__Input for this task__.
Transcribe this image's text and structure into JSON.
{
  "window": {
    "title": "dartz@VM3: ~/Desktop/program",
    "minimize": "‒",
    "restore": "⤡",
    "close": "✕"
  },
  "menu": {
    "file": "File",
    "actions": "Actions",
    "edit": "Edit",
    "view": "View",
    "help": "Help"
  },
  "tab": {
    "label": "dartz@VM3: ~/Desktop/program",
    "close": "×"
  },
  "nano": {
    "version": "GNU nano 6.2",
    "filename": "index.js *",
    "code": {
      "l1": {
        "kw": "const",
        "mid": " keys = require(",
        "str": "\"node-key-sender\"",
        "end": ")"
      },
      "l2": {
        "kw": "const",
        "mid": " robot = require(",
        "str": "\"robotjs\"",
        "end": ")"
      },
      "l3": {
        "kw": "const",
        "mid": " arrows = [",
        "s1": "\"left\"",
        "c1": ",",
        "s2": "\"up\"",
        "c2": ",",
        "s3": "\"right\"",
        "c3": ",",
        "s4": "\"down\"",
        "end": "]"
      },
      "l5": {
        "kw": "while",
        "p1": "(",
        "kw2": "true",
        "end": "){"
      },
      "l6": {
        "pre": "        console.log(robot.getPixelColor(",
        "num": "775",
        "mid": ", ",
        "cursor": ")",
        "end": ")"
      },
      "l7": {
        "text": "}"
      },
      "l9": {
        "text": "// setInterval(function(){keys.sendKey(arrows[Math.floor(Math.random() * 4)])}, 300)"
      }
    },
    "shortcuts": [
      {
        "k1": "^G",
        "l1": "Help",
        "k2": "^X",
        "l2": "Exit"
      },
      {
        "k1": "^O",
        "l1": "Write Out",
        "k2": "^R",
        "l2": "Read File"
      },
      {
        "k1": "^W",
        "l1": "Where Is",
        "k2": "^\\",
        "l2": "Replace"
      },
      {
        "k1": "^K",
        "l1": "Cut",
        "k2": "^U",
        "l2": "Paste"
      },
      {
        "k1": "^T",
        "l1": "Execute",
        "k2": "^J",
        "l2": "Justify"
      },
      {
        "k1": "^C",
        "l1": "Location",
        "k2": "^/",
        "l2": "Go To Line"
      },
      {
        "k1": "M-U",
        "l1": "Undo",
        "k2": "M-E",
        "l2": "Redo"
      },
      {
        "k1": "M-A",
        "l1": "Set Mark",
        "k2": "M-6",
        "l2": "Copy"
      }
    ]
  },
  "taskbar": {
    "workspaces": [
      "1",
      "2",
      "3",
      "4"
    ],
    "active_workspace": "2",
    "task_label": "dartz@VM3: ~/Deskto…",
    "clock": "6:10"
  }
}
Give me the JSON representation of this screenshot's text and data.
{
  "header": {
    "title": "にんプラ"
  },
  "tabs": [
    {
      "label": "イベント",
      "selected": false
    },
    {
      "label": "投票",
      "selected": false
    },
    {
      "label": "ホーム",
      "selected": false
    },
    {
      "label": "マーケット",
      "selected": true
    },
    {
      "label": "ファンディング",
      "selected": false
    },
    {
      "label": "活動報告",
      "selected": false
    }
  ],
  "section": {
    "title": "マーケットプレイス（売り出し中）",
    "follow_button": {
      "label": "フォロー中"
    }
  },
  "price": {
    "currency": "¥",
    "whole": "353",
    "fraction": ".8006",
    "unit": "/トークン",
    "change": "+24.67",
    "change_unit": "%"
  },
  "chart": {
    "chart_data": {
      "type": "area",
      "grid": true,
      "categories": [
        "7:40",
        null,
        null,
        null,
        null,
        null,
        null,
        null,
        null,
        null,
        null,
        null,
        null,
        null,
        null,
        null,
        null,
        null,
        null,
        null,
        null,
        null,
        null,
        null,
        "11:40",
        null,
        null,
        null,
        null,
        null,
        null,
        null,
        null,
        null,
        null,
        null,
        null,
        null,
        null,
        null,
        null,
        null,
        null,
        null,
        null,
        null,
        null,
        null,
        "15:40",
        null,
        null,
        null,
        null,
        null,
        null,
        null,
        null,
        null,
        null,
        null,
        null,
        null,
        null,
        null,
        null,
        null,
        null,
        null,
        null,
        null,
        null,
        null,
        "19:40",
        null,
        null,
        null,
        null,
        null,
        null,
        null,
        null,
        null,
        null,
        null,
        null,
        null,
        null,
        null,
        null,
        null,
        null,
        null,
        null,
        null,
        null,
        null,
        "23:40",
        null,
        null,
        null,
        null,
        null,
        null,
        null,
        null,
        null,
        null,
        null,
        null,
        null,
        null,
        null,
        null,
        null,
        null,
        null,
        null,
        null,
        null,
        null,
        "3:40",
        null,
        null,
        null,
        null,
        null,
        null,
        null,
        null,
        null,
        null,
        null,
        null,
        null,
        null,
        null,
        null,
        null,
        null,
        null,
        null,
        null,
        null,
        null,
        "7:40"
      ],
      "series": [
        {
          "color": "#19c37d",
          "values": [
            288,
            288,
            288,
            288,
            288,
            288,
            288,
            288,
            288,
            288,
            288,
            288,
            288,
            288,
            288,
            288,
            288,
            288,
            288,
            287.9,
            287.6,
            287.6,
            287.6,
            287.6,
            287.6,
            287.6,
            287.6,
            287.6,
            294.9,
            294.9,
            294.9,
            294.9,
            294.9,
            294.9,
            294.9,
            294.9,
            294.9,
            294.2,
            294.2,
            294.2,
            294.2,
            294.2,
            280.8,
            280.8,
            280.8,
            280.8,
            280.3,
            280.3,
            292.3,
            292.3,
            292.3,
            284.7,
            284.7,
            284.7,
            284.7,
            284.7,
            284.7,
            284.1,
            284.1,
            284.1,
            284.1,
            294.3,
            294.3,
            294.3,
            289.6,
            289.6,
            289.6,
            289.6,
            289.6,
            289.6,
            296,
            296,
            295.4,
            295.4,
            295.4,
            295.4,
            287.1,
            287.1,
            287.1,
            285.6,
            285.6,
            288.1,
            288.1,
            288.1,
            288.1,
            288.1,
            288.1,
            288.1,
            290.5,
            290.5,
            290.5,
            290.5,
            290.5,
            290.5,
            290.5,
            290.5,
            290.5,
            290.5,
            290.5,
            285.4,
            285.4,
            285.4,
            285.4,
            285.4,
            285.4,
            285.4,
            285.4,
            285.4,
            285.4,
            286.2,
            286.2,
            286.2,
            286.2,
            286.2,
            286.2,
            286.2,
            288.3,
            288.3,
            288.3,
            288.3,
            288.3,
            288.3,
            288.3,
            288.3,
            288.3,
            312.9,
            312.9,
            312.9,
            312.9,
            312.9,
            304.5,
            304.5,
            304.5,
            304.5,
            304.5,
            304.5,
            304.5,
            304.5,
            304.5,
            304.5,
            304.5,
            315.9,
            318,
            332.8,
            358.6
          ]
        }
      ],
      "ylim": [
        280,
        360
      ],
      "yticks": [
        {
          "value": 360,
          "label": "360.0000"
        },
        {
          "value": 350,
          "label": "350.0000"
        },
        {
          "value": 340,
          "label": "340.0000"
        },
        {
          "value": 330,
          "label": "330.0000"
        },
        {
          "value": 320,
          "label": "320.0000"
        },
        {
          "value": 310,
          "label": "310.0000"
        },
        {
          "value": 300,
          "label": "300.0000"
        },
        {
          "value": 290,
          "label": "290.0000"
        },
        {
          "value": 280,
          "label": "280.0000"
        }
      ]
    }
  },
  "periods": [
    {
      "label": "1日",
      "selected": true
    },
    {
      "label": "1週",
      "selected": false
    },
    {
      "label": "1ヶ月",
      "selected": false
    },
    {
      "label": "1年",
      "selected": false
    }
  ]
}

__Required work__.
The entries above should be repeated exactly, every one of them.

__The answer__.
Transcribe this image's text and structure into JSON.
{
  "window": {
    "title": "dartz@VM3: ~/Desktop/program",
    "minimize": "‒",
    "restore": "⤡",
    "close": "✕"
  },
  "menu": {
    "file": "File",
    "actions": "Actions",
    "edit": "Edit",
    "view": "View",
    "help": "Help"
  },
  "tab": {
    "label": "dartz@VM3: ~/Desktop/program",
    "close": "×"
  },
  "nano": {
    "version": "GNU nano 6.2",
    "filename": "index.js *",
    "code": {
      "l1": {
        "kw": "const",
        "mid": " keys = require(",
        "str": "\"node-key-sender\"",
        "end": ")"
      },
      "l2": {
        "kw": "const",
        "mid": " robot = require(",
        "str": "\"robotjs\"",
        "end": ")"
      },
      "l3": {
        "kw": "const",
        "mid": " arrows = [",
        "s1": "\"left\"",
        "c1": ",",
        "s2": "\"up\"",
        "c2": ",",
        "s3": "\"right\"",
        "c3": ",",
        "s4": "\"down\"",
        "end": "]"
      },
      "l5": {
        "kw": "while",
        "p1": "(",
        "kw2": "true",
        "end": "){"
      },
      "l6": {
        "pre": "        console.log(robot.getPixelColor(",
        "num": "775",
        "mid": ", ",
        "cursor": ")",
        "end": ")"
      },
      "l7": {
        "text": "}"
      },
      "l9": {
        "text": "// setInterval(function(){keys.sendKey(arrows[Math.floor(Math.random() * 4)])}, 300)"
      }
    },
    "shortcuts": [
      {
        "k1": "^G",
        "l1": "Help",
        "k2": "^X",
        "l2": "Exit"
      },
      {
        "k1": "^O",
        "l1": "Write Out",
        "k2": "^R",
        "l2": "Read File"
      },
      {
        "k1": "^W",
        "l1": "Where Is",
        "k2": "^\\",
        "l2": "Replace"
      },
      {
        "k1": "^K",
        "l1": "Cut",
        "k2": "^U",
        "l2": "Paste"
      },
      {
        "k1": "^T",
        "l1": "Execute",
        "k2": "^J",
        "l2": "Justify"
      },
      {
        "k1": "^C",
        "l1": "Location",
        "k2": "^/",
        "l2": "Go To Line"
      },
      {
        "k1": "M-U",
        "l1": "Undo",
        "k2": "M-E",
        "l2": "Redo"
      },
      {
        "k1": "M-A",
        "l1": "Set Mark",
        "k2": "M-6",
        "l2": "Copy"
      }
    ]
  },
  "taskbar": {
    "workspaces": [
      "1",
      "2",
      "3",
      "4"
    ],
    "active_workspace": "2",
    "task_label": "dartz@VM3: ~/Deskto…",
    "clock": "6:10"
  }
}
Give me the JSON representation of this screenshot's text and data.
{
  "header": {
    "title": "にんプラ"
  },
  "tabs": [
    {
      "label": "イベント",
      "selected": false
    },
    {
      "label": "投票",
      "selected": false
    },
    {
      "label": "ホーム",
      "selected": false
    },
    {
      "label": "マーケット",
      "selected": true
    },
    {
      "label": "ファンディング",
      "selected": false
    },
    {
      "label": "活動報告",
      "selected": false
    }
  ],
  "section": {
    "title": "マーケットプレイス（売り出し中）",
    "follow_button": {
      "label": "フォロー中"
    }
  },
  "price": {
    "currency": "¥",
    "whole": "353",
    "fraction": ".8006",
    "unit": "/トークン",
    "change": "+24.67",
    "change_unit": "%"
  },
  "chart": {
    "chart_data": {
      "type": "area",
      "grid": true,
      "categories": [
        "7:40",
        null,
        null,
        null,
        null,
        null,
        null,
        null,
        null,
        null,
        null,
        null,
        null,
        null,
        null,
        null,
        null,
        null,
        null,
        null,
        null,
        null,
        null,
        null,
        "11:40",
        null,
        null,
        null,
        null,
        null,
        null,
        null,
        null,
        null,
        null,
        null,
        null,
        null,
        null,
        null,
        null,
        null,
        null,
        null,
        null,
        null,
        null,
        null,
        "15:40",
        null,
        null,
        null,
        null,
        null,
        null,
        null,
        null,
        null,
        null,
        null,
        null,
        null,
        null,
        null,
        null,
        null,
        null,
        null,
        null,
        null,
        null,
        null,
        "19:40",
        null,
        null,
        null,
        null,
        null,
        null,
        null,
        null,
        null,
        null,
        null,
        null,
        null,
        null,
        null,
        null,
        null,
        null,
        null,
        null,
        null,
        null,
        null,
        "23:40",
        null,
        null,
        null,
        null,
        null,
        null,
        null,
        null,
        null,
        null,
        null,
        null,
        null,
        null,
        null,
        null,
        null,
        null,
        null,
        null,
        null,
        null,
        null,
        "3:40",
        null,
        null,
        null,
        null,
        null,
        null,
        null,
        null,
        null,
        null,
        null,
        null,
        null,
        null,
        null,
        null,
        null,
        null,
        null,
        null,
        null,
        null,
        null,
        "7:40"
      ],
      "series": [
        {
          "color": "#19c37d",
          "values": [
            288,
            288,
            288,
            288,
            288,
            288,
            288,
            288,
            288,
            288,
            288,
            288,
            288,
            288,
            288,
            288,
            288,
            288,
            288,
            287.9,
            287.6,
            287.6,
            287.6,
            287.6,
            287.6,
            287.6,
            287.6,
            287.6,
            294.9,
            294.9,
            294.9,
            294.9,
            294.9,
            294.9,
            294.9,
            294.9,
            294.9,
            294.2,
            294.2,
            294.2,
            294.2,
            294.2,
            280.8,
            280.8,
            280.8,
            280.8,
            280.3,
            280.3,
            292.3,
            292.3,
            292.3,
            284.7,
            284.7,
            284.7,
            284.7,
            284.7,
            284.7,
            284.1,
            284.1,
            284.1,
            284.1,
            294.3,
            294.3,
            294.3,
            289.6,
            289.6,
            289.6,
            289.6,
            289.6,
            289.6,
            296,
            296,
            295.4,
            295.4,
            295.4,
            295.4,
            287.1,
            287.1,
            287.1,
            285.6,
            285.6,
            288.1,
            288.1,
            288.1,
            288.1,
            288.1,
            288.1,
            288.1,
            290.5,
            290.5,
            290.5,
            290.5,
            290.5,
            290.5,
            290.5,
            290.5,
            290.5,
            290.5,
            290.5,
            285.4,
            285.4,
            285.4,
            285.4,
            285.4,
            285.4,
            285.4,
            285.4,
            285.4,
            285.4,
            286.2,
            286.2,
            286.2,
            286.2,
            286.2,
            286.2,
            286.2,
            288.3,
            288.3,
            288.3,
            288.3,
            288.3,
            288.3,
            288.3,
            288.3,
            288.3,
            312.9,
            312.9,
            312.9,
            312.9,
            312.9,
            304.5,
            304.5,
            304.5,
            304.5,
            304.5,
            304.5,
            304.5,
            304.5,
            304.5,
            304.5,
            304.5,
            315.9,
            318,
            332.8,
            358.6
          ]
        }
      ],
      "ylim": [
        280,
        360
      ],
      "yticks": [
        {
          "value": 360,
          "label": "360.0000"
        },
        {
          "value": 350,
          "label": "350.0000"
        },
        {
          "value": 340,
          "label": "340.0000"
        },
        {
          "value": 330,
          "label": "330.0000"
        },
        {
          "value": 320,
          "label": "320.0000"
        },
        {
          "value": 310,
          "label": "310.0000"
        },
        {
          "value": 300,
          "label": "300.0000"
        },
        {
          "value": 290,
          "label": "290.0000"
        },
        {
          "value": 280,
          "label": "280.0000"
        }
      ]
    }
  },
  "periods": [
    {
      "label": "1日",
      "selected": true
    },
    {
      "label": "1週",
      "selected": false
    },
    {
      "label": "1ヶ月",
      "selected": false
    },
    {
      "label": "1年",
      "selected": false
    }
  ]
}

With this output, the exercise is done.